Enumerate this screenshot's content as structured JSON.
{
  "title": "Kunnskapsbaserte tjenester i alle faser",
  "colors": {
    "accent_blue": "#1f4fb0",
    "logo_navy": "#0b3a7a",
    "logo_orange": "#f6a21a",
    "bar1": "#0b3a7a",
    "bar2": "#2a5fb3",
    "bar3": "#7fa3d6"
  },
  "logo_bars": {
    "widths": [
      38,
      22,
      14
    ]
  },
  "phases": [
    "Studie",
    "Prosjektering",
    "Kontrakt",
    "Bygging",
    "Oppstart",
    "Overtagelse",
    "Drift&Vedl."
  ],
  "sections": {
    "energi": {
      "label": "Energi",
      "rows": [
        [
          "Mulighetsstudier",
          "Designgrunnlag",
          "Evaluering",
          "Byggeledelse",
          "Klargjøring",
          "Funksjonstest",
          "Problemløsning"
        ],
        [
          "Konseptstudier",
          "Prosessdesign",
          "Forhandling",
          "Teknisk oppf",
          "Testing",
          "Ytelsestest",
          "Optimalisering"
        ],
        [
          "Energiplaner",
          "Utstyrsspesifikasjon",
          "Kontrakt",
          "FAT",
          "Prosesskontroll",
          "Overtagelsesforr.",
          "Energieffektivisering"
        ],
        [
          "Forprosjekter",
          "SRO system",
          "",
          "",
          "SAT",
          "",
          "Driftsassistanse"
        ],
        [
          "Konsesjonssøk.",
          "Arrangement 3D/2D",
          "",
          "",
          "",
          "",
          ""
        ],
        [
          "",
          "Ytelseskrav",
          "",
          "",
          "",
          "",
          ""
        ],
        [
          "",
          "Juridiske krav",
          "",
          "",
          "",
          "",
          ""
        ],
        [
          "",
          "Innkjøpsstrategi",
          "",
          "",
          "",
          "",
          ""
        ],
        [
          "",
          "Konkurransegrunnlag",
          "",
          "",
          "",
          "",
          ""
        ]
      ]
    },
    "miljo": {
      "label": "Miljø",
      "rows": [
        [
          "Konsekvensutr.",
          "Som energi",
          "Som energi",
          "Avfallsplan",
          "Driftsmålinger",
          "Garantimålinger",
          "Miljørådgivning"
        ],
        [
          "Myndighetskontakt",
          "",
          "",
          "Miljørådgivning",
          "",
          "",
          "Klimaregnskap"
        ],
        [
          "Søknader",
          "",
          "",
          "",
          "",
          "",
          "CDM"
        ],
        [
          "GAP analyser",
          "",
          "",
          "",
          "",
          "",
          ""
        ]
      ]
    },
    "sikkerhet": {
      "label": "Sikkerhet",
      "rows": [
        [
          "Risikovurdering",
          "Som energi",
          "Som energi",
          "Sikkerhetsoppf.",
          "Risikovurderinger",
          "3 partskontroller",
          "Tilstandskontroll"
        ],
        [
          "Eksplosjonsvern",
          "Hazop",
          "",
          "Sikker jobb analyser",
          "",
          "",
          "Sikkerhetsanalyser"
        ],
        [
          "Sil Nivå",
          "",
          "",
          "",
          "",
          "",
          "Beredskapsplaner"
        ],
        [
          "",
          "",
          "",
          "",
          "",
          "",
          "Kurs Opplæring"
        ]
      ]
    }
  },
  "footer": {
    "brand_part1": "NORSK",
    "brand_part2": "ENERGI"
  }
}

◆ ◆ ◆ ◆ ◆ ◆ ◆

WHAT IS EXPECTED:
Copy the material above, line for line.

RESULT BELOW:
Enumerate this screenshot's content as structured JSON.
{
  "title": "Kunnskapsbaserte tjenester i alle faser",
  "colors": {
    "accent_blue": "#1f4fb0",
    "logo_navy": "#0b3a7a",
    "logo_orange": "#f6a21a",
    "bar1": "#0b3a7a",
    "bar2": "#2a5fb3",
    "bar3": "#7fa3d6"
  },
  "logo_bars": {
    "widths": [
      38,
      22,
      14
    ]
  },
  "phases": [
    "Studie",
    "Prosjektering",
    "Kontrakt",
    "Bygging",
    "Oppstart",
    "Overtagelse",
    "Drift&Vedl."
  ],
  "sections": {
    "energi": {
      "label": "Energi",
      "rows": [
        [
          "Mulighetsstudier",
          "Designgrunnlag",
          "Evaluering",
          "Byggeledelse",
          "Klargjøring",
          "Funksjonstest",
          "Problemløsning"
        ],
        [
          "Konseptstudier",
          "Prosessdesign",
          "Forhandling",
          "Teknisk oppf",
          "Testing",
          "Ytelsestest",
          "Optimalisering"
        ],
        [
          "Energiplaner",
          "Utstyrsspesifikasjon",
          "Kontrakt",
          "FAT",
          "Prosesskontroll",
          "Overtagelsesforr.",
          "Energieffektivisering"
        ],
        [
          "Forprosjekter",
          "SRO system",
          "",
          "",
          "SAT",
          "",
          "Driftsassistanse"
        ],
        [
          "Konsesjonssøk.",
          "Arrangement 3D/2D",
          "",
          "",
          "",
          "",
          ""
        ],
        [
          "",
          "Ytelseskrav",
          "",
          "",
          "",
          "",
          ""
        ],
        [
          "",
          "Juridiske krav",
          "",
          "",
          "",
          "",
          ""
        ],
        [
          "",
          "Innkjøpsstrategi",
          "",
          "",
          "",
          "",
          ""
        ],
        [
          "",
          "Konkurransegrunnlag",
          "",
          "",
          "",
          "",
          ""
        ]
      ]
    },
    "miljo": {
      "label": "Miljø",
      "rows": [
        [
          "Konsekvensutr.",
          "Som energi",
          "Som energi",
          "Avfallsplan",
          "Driftsmålinger",
          "Garantimålinger",
          "Miljørådgivning"
        ],
        [
          "Myndighetskontakt",
          "",
          "",
          "Miljørådgivning",
          "",
          "",
          "Klimaregnskap"
        ],
        [
          "Søknader",
          "",
          "",
          "",
          "",
          "",
          "CDM"
        ],
        [
          "GAP analyser",
          "",
          "",
          "",
          "",
          "",
          ""
        ]
      ]
    },
    "sikkerhet": {
      "label": "Sikkerhet",
      "rows": [
        [
          "Risikovurdering",
          "Som energi",
          "Som energi",
          "Sikkerhetsoppf.",
          "Risikovurderinger",
          "3 partskontroller",
          "Tilstandskontroll"
        ],
        [
          "Eksplosjonsvern",
          "Hazop",
          "",
          "Sikker jobb analyser",
          "",
          "",
          "Sikkerhetsanalyser"
        ],
        [
          "Sil Nivå",
          "",
          "",
          "",
          "",
          "",
          "Beredskapsplaner"
        ],
        [
          "",
          "",
          "",
          "",
          "",
          "",
          "Kurs Opplæring"
        ]
      ]
    }
  },
  "footer": {
    "brand_part1": "NORSK",
    "brand_part2": "ENERGI"
  }
}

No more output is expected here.